[Records from a data source]
(begin)

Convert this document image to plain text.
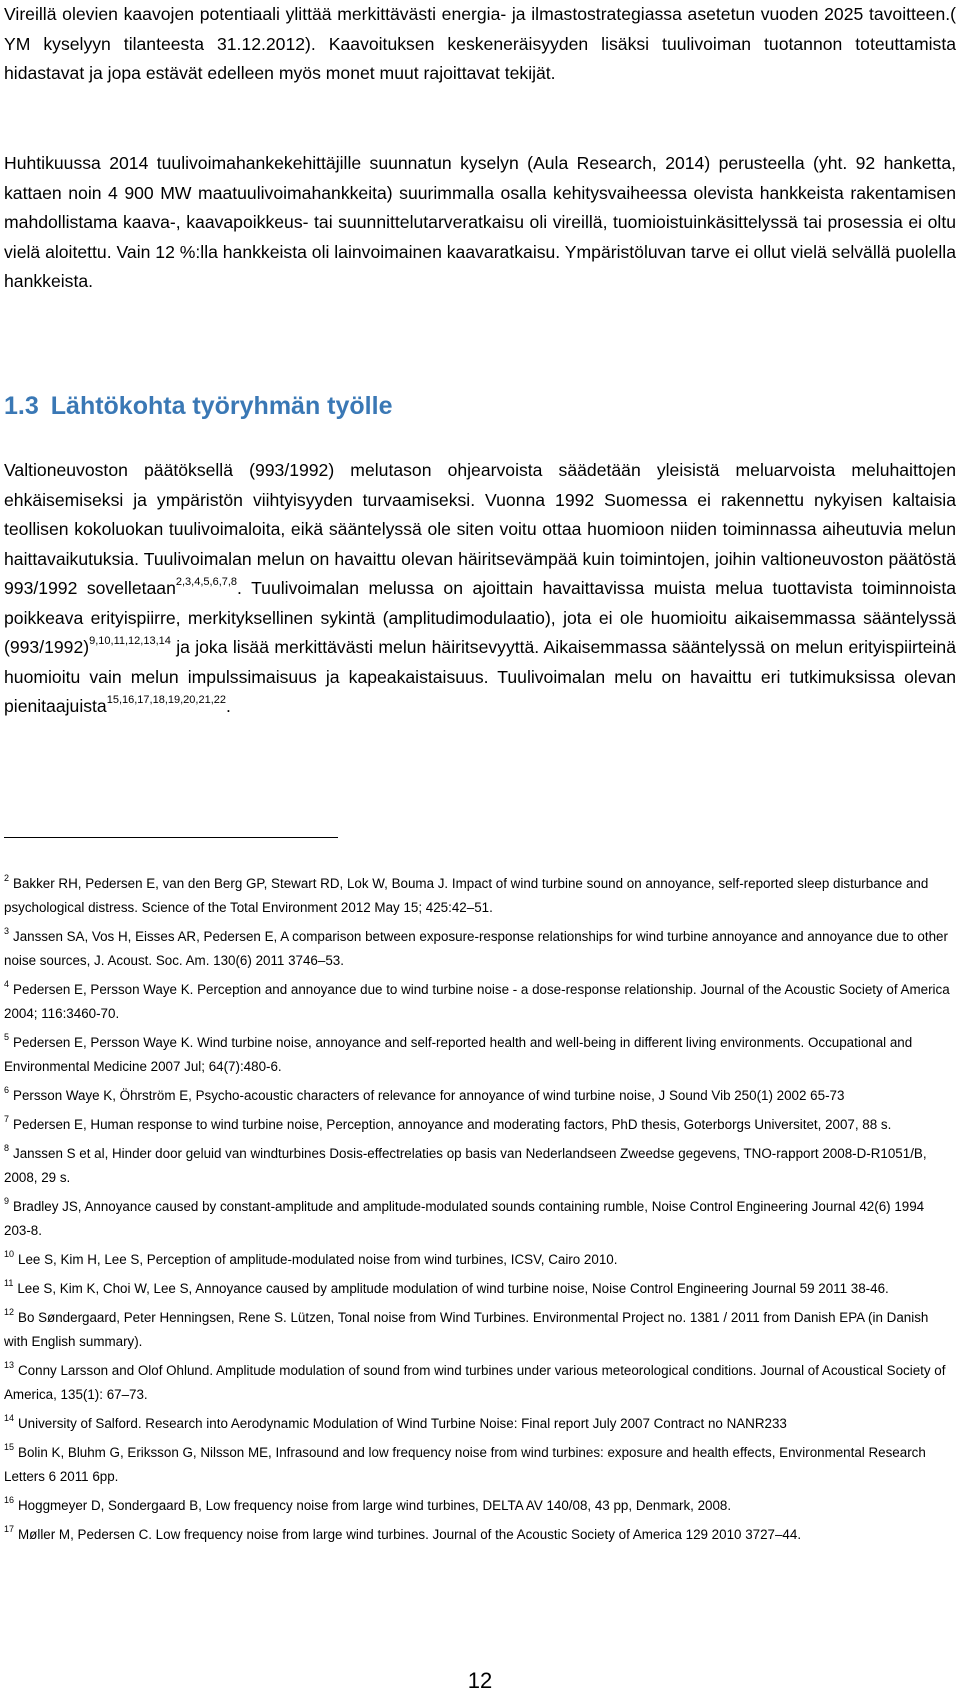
Vireillä olevien kaavojen potentiaali ylittää merkittävästi energia- ja ilmastostrategiassa asetetun vuoden 2025 tavoitteen.( YM kyselyyn tilanteesta 31.12.2012). Kaavoituksen keskeneräisyyden lisäksi tuulivoiman tuotannon toteuttamista hidastavat ja jopa estävät edelleen myös monet muut rajoittavat tekijät.

Huhtikuussa 2014 tuulivoimahankekehittäjille suunnatun kyselyn (Aula Research, 2014) perusteella (yht. 92 hanketta, kattaen noin 4 900 MW maatuulivoimahankkeita) suurimmalla osalla kehitysvaiheessa olevista hankkeista rakentamisen mahdollistama kaava-, kaavapoikkeus- tai suunnittelutarveratkaisu oli vireillä, tuomioistuinkäsittelyssä tai prosessia ei oltu vielä aloitettu. Vain 12 %:lla hankkeista oli lainvoimainen kaavaratkaisu. Ympäristöluvan tarve ei ollut vielä selvällä puolella hankkeista.

1.3 Lähtökohta työryhmän työlle

Valtioneuvoston päätöksellä (993/1992) melutason ohjearvoista säädetään yleisistä meluarvoista meluhaittojen ehkäisemiseksi ja ympäristön viihtyisyyden turvaamiseksi. Vuonna 1992 Suomessa ei rakennettu nykyisen kaltaisia teollisen kokoluokan tuulivoimaloita, eikä sääntelyssä ole siten voitu ottaa huomioon niiden toiminnassa aiheutuvia melun haittavaikutuksia. Tuulivoimalan melun on havaittu olevan häiritsevämpää kuin toimintojen, joihin valtioneuvoston päätöstä 993/1992 sovelletaan$^{2,3,4,5,6,7,8}$. Tuulivoimalan melussa on ajoittain havaittavissa muista melua tuottavista toiminnoista poikkeava erityispiirre, merkityksellinen sykintä (amplitudimodulaatio), jota ei ole huomioitu aikaisemmassa sääntelyssä $(993/1992)^{9,10,11,12,13,14}$ ja joka lisää merkittävästi melun häiritsevyyttä. Aikaisemmassa sääntelyssä on melun erityispiirteinä huomioitu vain melun impulssimaisuus ja kapeakaistaisuus. Tuulivoimalan melu on havaittu eri tutkimuksissa olevan pienitaajuista$^{15,16,17,18,19,20,21,22}$.

$^2$ Bakker RH, Pedersen E, van den Berg GP, Stewart RD, Lok W, Bouma J. Impact of wind turbine sound on annoyance, self-reported sleep disturbance and psychological distress. Science of the Total Environment 2012 May 15; 425:42–51.

$^3$ Janssen SA, Vos H, Eisses AR, Pedersen E, A comparison between exposure-response relationships for wind turbine annoyance and annoyance due to other noise sources, J. Acoust. Soc. Am. 130(6) 2011 3746–53.

$^4$ Pedersen E, Persson Waye K. Perception and annoyance due to wind turbine noise - a dose-response relationship. Journal of the Acoustic Society of America 2004; 116:3460-70.

$^5$ Pedersen E, Persson Waye K. Wind turbine noise, annoyance and self-reported health and well-being in different living environments. Occupational and Environmental Medicine 2007 Jul; 64(7):480-6.

$^6$ Persson Waye K, Öhrström E, Psycho-acoustic characters of relevance for annoyance of wind turbine noise, J Sound Vib 250(1) 2002 65-73

$^7$ Pedersen E, Human response to wind turbine noise, Perception, annoyance and moderating factors, PhD thesis, Goterborgs Universitet, 2007, 88 s.

$^8$ Janssen S et al, Hinder door geluid van windturbines Dosis-effectrelaties op basis van Nederlandseen Zweedse gegevens, TNO-rapport 2008-D-R1051/B, 2008, 29 s.

$^9$ Bradley JS, Annoyance caused by constant-amplitude and amplitude-modulated sounds containing rumble, Noise Control Engineering Journal 42(6) 1994 203-8.

$^{10}$ Lee S, Kim H, Lee S, Perception of amplitude-modulated noise from wind turbines, ICSV, Cairo 2010.

$^{11}$ Lee S, Kim K, Choi W, Lee S, Annoyance caused by amplitude modulation of wind turbine noise, Noise Control Engineering Journal 59 2011 38-46.

$^{12}$ Bo Søndergaard, Peter Henningsen, Rene S. Lützen, Tonal noise from Wind Turbines. Environmental Project no. 1381 / 2011 from Danish EPA (in Danish with English summary).

$^{13}$ Conny Larsson and Olof Ohlund. Amplitude modulation of sound from wind turbines under various meteorological conditions. Journal of Acoustical Society of America, 135(1): 67–73.

$^{14}$ University of Salford. Research into Aerodynamic Modulation of Wind Turbine Noise: Final report July 2007 Contract no NANR233

$^{15}$ Bolin K, Bluhm G, Eriksson G, Nilsson ME, Infrasound and low frequency noise from wind turbines: exposure and health effects, Environmental Research Letters 6 2011 6pp.

$^{16}$ Hoggmeyer D, Sondergaard B, Low frequency noise from large wind turbines, DELTA AV 140/08, 43 pp, Denmark, 2008.

$^{17}$ Møller M, Pedersen C. Low frequency noise from large wind turbines. Journal of the Acoustic Society of America 129 2010 3727–44.

12
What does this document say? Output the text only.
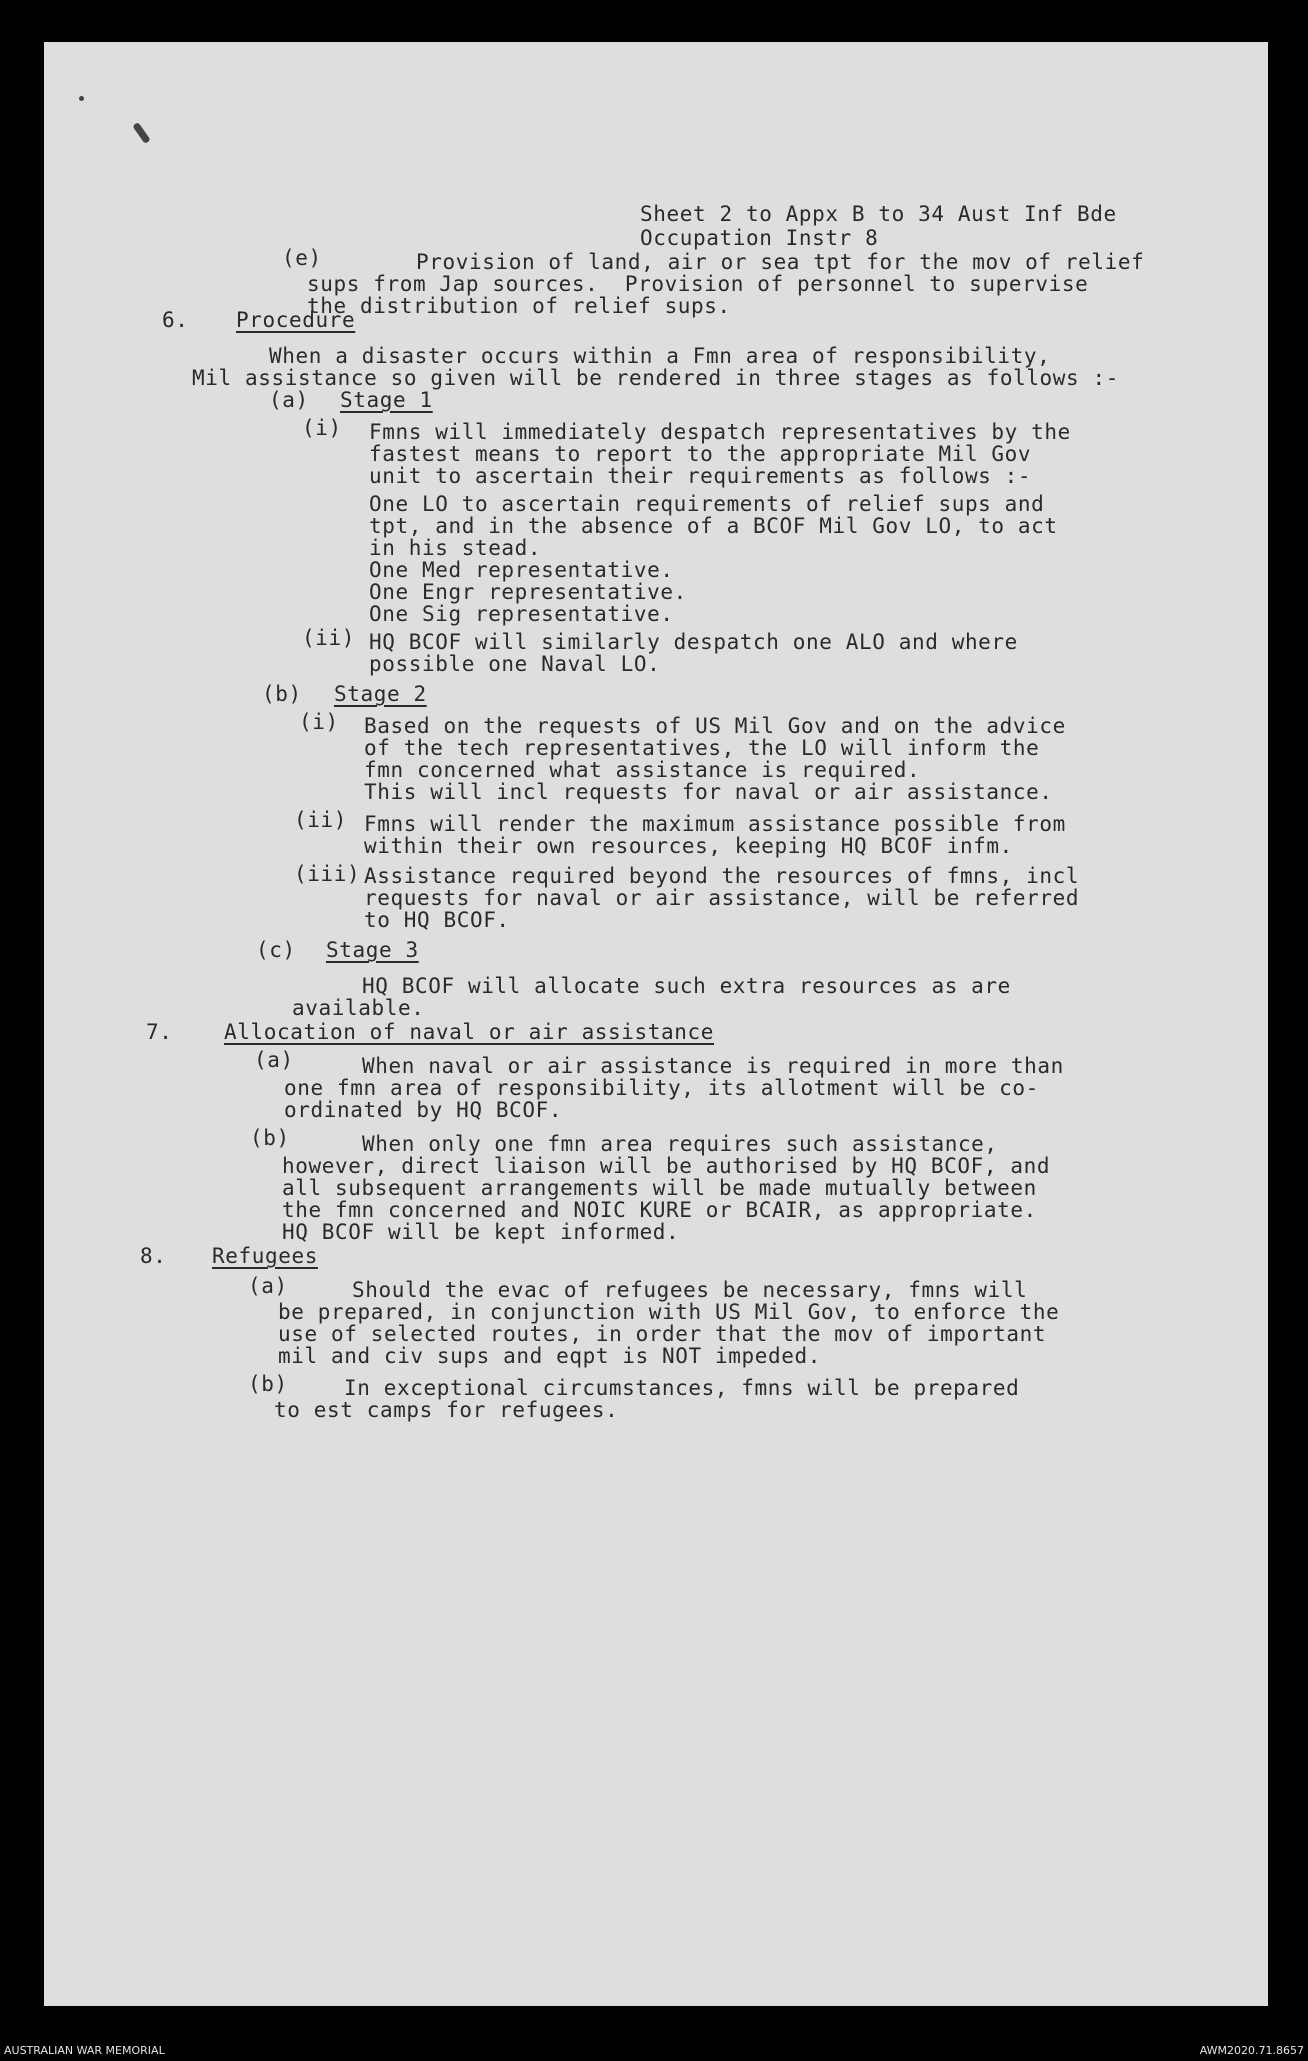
Sheet 2 to Appx B to 34 Aust Inf Bde
Occupation Instr 8
(e)	Provision of land, air or sea tpt for the mov of relief
sups from Jap sources.  Provision of personnel to supervise
the distribution of relief sups.
6. Procedure
When a disaster occurs within a Fmn area of responsibility,
Mil assistance so given will be rendered in three stages as follows :-
(a) Stage 1
(i) Fmns will immediately despatch representatives by the
fastest means to report to the appropriate Mil Gov
unit to ascertain their requirements as follows :-
One LO to ascertain requirements of relief sups and
tpt, and in the absence of a BCOF Mil Gov LO, to act
in his stead.
One Med representative.
One Engr representative.
One Sig representative.
(ii) HQ BCOF will similarly despatch one ALO and where
possible one Naval LO.
(b) Stage 2
(i) Based on the requests of US Mil Gov and on the advice
of the tech representatives, the LO will inform the
fmn concerned what assistance is required.
This will incl requests for naval or air assistance.
(ii) Fmns will render the maximum assistance possible from
within their own resources, keeping HQ BCOF infm.
(iii) Assistance required beyond the resources of fmns, incl
requests for naval or air assistance, will be referred
to HQ BCOF.
(c) Stage 3
HQ BCOF will allocate such extra resources as are
available.
7. Allocation of naval or air assistance
(a)	When naval or air assistance is required in more than
one fmn area of responsibility, its allotment will be co-
ordinated by HQ BCOF.
(b)	When only one fmn area requires such assistance,
however, direct liaison will be authorised by HQ BCOF, and
all subsequent arrangements will be made mutually between
the fmn concerned and NOIC KURE or BCAIR, as appropriate.
HQ BCOF will be kept informed.
8. Refugees
(a)	Should the evac of refugees be necessary, fmns will
be prepared, in conjunction with US Mil Gov, to enforce the
use of selected routes, in order that the mov of important
mil and civ sups and eqpt is NOT impeded.
(b)	In exceptional circumstances, fmns will be prepared
to est camps for refugees.
AUSTRALIAN WAR MEMORIAL	AWM2020.71.8657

(end)

*TASK REQUIREMENTS*:
Show all lines from the records above where the word "ascertain" occurs.

*WRITTEN RESPONSE*:
unit to ascertain their requirements as follows :-
One LO to ascertain requirements of relief sups and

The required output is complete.